Requirement: Your task is to quote the material that follows, in full and exactly.
• • •
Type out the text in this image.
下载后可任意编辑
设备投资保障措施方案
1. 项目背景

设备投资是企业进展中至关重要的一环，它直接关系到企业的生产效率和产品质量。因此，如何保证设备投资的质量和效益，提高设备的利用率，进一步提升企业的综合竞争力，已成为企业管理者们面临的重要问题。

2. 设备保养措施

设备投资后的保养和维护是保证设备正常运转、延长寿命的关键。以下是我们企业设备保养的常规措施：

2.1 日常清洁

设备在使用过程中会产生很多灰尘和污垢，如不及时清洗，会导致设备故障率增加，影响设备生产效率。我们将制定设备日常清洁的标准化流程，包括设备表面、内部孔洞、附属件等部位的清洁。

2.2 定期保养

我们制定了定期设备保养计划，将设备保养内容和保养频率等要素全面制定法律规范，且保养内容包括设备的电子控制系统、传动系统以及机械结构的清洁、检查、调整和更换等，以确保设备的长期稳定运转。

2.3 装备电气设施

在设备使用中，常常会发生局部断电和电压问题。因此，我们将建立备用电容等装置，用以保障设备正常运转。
• • •
Result of this task:
Type out the text in this image.
下载后可任意编辑
设备投资保障措施方案
1. 项目背景

设备投资是企业进展中至关重要的一环，它直接关系到企业的生产效率和产品质量。因此，如何保证设备投资的质量和效益，提高设备的利用率，进一步提升企业的综合竞争力，已成为企业管理者们面临的重要问题。

2. 设备保养措施

设备投资后的保养和维护是保证设备正常运转、延长寿命的关键。以下是我们企业设备保养的常规措施：

2.1 日常清洁

设备在使用过程中会产生很多灰尘和污垢，如不及时清洗，会导致设备故障率增加，影响设备生产效率。我们将制定设备日常清洁的标准化流程，包括设备表面、内部孔洞、附属件等部位的清洁。

2.2 定期保养

我们制定了定期设备保养计划，将设备保养内容和保养频率等要素全面制定法律规范，且保养内容包括设备的电子控制系统、传动系统以及机械结构的清洁、检查、调整和更换等，以确保设备的长期稳定运转。

2.3 装备电气设施

在设备使用中，常常会发生局部断电和电压问题。因此，我们将建立备用电容等装置，用以保障设备正常运转。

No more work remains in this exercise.